[START Stored records]

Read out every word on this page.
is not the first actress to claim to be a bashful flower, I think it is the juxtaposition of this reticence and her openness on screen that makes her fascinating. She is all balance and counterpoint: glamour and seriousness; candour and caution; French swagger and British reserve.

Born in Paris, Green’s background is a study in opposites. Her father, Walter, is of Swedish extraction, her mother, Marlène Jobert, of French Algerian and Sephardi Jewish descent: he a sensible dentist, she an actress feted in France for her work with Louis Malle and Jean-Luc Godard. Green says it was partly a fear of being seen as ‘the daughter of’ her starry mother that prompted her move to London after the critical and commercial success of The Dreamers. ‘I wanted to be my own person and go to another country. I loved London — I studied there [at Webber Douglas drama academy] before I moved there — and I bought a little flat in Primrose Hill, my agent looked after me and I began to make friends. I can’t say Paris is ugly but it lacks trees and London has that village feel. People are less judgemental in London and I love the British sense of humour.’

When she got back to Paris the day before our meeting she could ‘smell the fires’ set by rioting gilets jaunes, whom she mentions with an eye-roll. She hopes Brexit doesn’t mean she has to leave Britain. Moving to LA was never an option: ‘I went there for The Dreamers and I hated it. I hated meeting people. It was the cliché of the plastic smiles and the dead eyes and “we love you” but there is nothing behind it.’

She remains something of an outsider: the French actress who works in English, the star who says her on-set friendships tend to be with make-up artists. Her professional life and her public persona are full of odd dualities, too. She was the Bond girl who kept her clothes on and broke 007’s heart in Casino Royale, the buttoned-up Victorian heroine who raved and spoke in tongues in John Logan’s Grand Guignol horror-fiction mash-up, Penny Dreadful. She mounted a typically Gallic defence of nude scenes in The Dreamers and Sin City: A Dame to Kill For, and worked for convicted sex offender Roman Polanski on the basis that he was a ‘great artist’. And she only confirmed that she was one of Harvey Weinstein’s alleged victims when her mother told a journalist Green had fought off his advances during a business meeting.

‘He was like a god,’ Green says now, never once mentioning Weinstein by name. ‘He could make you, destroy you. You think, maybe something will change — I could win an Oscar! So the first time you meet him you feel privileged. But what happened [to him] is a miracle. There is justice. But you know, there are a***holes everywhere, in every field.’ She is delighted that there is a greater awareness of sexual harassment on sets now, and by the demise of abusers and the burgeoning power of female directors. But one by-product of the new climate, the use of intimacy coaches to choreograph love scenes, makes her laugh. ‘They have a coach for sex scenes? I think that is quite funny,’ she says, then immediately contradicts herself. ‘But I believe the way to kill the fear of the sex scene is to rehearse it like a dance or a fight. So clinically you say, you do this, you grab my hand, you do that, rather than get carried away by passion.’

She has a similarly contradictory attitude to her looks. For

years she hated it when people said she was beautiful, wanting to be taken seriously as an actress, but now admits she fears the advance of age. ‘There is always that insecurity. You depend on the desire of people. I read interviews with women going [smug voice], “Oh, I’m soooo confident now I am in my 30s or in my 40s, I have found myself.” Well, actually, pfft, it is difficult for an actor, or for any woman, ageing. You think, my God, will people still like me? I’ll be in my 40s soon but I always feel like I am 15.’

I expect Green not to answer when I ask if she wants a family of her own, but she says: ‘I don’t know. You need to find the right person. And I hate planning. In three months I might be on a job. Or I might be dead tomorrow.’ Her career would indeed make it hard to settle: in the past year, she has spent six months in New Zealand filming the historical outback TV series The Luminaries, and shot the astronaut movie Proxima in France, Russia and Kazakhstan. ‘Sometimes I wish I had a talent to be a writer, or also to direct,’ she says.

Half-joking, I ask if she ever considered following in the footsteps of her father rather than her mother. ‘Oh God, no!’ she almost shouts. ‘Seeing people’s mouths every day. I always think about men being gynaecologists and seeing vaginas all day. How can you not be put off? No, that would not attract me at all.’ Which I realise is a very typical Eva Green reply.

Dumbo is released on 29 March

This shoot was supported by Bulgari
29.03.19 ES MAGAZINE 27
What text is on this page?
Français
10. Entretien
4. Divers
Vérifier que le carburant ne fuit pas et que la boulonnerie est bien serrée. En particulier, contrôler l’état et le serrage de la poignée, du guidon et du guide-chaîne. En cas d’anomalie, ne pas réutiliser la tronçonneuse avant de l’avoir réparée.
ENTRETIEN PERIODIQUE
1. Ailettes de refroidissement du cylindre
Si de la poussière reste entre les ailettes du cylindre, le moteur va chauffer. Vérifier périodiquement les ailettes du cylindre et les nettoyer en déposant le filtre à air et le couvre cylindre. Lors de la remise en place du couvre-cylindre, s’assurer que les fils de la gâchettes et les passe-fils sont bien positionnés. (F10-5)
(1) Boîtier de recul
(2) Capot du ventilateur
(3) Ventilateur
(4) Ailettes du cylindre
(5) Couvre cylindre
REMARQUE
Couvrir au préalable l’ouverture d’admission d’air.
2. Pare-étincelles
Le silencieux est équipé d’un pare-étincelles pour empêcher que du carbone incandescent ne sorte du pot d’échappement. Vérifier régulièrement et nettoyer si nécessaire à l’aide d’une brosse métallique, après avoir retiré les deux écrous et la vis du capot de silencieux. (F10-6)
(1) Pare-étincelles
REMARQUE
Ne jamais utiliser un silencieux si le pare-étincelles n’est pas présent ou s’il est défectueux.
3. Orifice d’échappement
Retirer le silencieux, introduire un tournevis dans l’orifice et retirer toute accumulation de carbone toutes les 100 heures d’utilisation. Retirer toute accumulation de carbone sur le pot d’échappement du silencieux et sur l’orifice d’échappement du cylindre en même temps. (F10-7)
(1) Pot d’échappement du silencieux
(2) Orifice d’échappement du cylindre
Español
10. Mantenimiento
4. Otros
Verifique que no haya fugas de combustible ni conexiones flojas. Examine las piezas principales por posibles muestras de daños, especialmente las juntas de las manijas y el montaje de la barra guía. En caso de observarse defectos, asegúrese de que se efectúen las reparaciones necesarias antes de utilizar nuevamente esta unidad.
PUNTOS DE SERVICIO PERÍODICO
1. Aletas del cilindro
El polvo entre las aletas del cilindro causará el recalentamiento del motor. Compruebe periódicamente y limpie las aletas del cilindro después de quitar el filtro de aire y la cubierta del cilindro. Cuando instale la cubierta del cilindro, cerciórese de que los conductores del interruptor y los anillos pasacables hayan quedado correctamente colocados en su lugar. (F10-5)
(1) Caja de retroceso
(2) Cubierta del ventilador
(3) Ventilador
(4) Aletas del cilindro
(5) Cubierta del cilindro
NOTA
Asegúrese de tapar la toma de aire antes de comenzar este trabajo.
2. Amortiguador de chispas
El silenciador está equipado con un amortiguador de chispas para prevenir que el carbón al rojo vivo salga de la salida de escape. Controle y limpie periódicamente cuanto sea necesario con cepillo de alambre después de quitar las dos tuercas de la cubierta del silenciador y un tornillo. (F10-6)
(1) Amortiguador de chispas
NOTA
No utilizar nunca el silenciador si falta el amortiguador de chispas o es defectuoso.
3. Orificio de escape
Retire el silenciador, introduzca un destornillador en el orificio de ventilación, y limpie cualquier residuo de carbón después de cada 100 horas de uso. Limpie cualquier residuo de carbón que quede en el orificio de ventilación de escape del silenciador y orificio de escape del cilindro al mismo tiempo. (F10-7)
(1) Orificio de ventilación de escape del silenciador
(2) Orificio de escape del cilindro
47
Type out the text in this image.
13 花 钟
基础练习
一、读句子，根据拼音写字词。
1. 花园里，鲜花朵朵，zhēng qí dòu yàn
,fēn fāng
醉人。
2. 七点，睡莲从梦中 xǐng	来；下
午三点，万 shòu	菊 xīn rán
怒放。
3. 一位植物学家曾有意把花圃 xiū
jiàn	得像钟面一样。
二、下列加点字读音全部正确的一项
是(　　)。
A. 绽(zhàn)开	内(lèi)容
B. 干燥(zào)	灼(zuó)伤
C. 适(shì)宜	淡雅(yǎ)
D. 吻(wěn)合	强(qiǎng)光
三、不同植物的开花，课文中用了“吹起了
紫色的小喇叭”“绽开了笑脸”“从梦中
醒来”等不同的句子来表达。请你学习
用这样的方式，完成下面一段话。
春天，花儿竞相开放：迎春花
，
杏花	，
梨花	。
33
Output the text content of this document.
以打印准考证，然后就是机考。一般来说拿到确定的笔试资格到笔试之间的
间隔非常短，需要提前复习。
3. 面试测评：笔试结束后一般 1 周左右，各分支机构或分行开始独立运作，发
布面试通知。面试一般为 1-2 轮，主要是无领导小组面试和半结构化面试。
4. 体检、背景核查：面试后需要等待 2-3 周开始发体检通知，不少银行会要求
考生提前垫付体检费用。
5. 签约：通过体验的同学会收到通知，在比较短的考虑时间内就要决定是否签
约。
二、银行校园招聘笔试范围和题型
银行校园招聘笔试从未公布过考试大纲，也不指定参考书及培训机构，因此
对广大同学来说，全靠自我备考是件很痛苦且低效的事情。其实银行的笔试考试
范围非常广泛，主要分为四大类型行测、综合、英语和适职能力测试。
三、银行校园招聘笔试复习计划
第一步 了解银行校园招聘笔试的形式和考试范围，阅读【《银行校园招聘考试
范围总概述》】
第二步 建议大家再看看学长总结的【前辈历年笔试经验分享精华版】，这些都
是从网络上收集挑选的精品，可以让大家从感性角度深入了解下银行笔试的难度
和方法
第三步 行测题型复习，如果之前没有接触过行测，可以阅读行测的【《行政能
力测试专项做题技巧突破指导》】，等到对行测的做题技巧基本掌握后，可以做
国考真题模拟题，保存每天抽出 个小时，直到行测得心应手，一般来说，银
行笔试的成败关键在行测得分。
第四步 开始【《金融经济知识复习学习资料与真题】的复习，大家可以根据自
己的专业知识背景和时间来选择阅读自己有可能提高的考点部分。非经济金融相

[END Stored records]

* _Task requirements_
Tally up the lines in the records containing the word "France", then give the count and nothing else.

* _Solution to this problem_
2